Requirements: Restate each line word for word. Leave out every picture.

====== Records ======

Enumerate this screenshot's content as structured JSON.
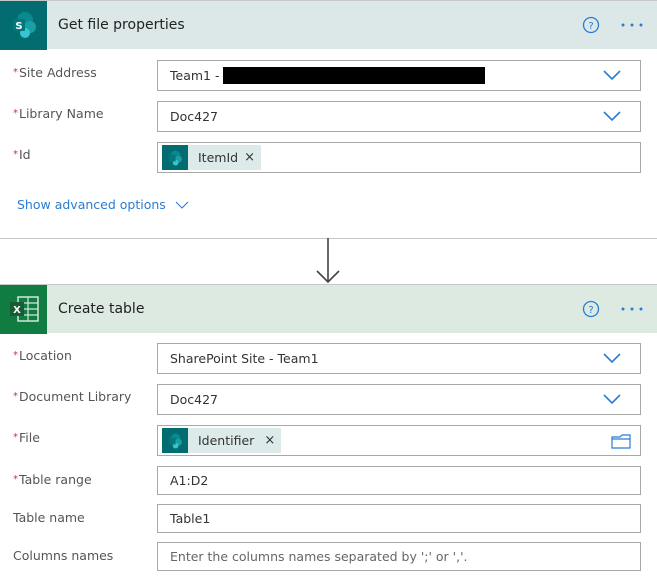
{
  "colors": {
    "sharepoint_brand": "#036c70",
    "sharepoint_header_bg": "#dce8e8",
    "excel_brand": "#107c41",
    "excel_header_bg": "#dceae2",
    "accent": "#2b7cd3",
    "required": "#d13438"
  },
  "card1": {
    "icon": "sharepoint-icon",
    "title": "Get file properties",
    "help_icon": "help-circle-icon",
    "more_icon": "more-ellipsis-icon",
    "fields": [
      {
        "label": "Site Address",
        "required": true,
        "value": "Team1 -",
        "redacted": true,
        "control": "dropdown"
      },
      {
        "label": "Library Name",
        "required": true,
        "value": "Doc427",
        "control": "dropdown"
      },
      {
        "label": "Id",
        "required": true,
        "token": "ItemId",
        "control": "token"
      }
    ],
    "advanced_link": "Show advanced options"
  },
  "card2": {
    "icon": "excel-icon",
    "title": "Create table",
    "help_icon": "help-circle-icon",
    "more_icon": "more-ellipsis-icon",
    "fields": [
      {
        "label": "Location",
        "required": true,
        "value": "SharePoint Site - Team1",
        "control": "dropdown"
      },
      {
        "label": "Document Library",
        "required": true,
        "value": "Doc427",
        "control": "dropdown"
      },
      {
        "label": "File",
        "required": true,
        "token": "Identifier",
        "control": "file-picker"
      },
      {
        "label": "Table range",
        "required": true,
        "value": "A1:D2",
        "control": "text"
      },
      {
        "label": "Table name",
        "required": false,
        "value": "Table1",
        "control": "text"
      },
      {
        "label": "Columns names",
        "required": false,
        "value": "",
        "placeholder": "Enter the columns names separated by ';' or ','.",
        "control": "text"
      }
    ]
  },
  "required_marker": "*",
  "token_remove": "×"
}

======

Solution to the exercise:
Enumerate this screenshot's content as structured JSON.
{
  "colors": {
    "sharepoint_brand": "#036c70",
    "sharepoint_header_bg": "#dce8e8",
    "excel_brand": "#107c41",
    "excel_header_bg": "#dceae2",
    "accent": "#2b7cd3",
    "required": "#d13438"
  },
  "card1": {
    "icon": "sharepoint-icon",
    "title": "Get file properties",
    "help_icon": "help-circle-icon",
    "more_icon": "more-ellipsis-icon",
    "fields": [
      {
        "label": "Site Address",
        "required": true,
        "value": "Team1 -",
        "redacted": true,
        "control": "dropdown"
      },
      {
        "label": "Library Name",
        "required": true,
        "value": "Doc427",
        "control": "dropdown"
      },
      {
        "label": "Id",
        "required": true,
        "token": "ItemId",
        "control": "token"
      }
    ],
    "advanced_link": "Show advanced options"
  },
  "card2": {
    "icon": "excel-icon",
    "title": "Create table",
    "help_icon": "help-circle-icon",
    "more_icon": "more-ellipsis-icon",
    "fields": [
      {
        "label": "Location",
        "required": true,
        "value": "SharePoint Site - Team1",
        "control": "dropdown"
      },
      {
        "label": "Document Library",
        "required": true,
        "value": "Doc427",
        "control": "dropdown"
      },
      {
        "label": "File",
        "required": true,
        "token": "Identifier",
        "control": "file-picker"
      },
      {
        "label": "Table range",
        "required": true,
        "value": "A1:D2",
        "control": "text"
      },
      {
        "label": "Table name",
        "required": false,
        "value": "Table1",
        "control": "text"
      },
      {
        "label": "Columns names",
        "required": false,
        "value": "",
        "placeholder": "Enter the columns names separated by ';' or ','.",
        "control": "text"
      }
    ]
  },
  "required_marker": "*",
  "token_remove": "×"
}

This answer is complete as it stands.